Extract each line of the records below that contains the word "Schengen".

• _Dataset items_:
·····
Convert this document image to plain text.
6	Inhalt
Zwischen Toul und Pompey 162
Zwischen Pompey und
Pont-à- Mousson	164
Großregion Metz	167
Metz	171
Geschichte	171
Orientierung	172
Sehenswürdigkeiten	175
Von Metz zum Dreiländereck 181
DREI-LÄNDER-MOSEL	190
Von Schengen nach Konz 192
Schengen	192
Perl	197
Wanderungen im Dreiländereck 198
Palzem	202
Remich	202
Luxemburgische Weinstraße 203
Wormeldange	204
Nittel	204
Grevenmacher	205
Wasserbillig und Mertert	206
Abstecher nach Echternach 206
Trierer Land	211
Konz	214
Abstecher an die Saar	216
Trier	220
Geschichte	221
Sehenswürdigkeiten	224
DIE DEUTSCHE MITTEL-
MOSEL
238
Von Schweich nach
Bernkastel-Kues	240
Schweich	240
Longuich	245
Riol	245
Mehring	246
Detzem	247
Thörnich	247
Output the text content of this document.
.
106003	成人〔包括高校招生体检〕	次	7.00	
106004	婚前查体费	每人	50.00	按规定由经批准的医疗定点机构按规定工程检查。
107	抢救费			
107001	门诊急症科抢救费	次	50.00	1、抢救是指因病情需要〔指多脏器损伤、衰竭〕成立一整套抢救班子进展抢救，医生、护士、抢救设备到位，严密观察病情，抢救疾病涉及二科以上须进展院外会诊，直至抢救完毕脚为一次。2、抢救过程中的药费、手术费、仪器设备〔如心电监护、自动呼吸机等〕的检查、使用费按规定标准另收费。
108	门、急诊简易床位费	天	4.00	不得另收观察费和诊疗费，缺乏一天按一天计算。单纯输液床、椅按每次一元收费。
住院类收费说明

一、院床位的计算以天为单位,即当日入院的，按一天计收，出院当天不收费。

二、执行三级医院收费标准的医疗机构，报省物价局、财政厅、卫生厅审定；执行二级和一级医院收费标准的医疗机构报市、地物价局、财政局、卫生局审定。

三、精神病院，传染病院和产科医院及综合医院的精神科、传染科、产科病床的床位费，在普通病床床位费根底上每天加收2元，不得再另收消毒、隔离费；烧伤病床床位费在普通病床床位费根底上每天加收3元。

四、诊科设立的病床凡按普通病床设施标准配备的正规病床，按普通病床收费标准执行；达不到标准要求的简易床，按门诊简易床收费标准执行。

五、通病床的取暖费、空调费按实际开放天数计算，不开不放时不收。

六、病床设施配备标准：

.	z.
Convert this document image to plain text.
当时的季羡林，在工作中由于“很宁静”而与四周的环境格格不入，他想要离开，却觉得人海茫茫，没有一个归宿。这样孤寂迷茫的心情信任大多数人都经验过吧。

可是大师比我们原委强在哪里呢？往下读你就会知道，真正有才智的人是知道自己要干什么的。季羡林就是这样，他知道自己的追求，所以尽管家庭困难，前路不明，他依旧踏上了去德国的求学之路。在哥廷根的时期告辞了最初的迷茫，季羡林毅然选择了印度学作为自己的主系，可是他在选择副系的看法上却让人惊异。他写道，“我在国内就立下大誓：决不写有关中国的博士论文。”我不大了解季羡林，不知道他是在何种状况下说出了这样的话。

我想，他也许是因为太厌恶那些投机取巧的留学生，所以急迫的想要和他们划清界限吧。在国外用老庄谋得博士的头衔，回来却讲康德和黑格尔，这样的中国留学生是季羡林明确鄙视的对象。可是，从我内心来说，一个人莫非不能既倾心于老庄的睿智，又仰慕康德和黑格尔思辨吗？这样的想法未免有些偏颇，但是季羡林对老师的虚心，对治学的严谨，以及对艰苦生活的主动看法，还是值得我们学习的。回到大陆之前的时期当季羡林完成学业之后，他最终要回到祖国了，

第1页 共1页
·····
• _RESULT OF THE TASK_:
Von Schengen nach Konz 192
Schengen	192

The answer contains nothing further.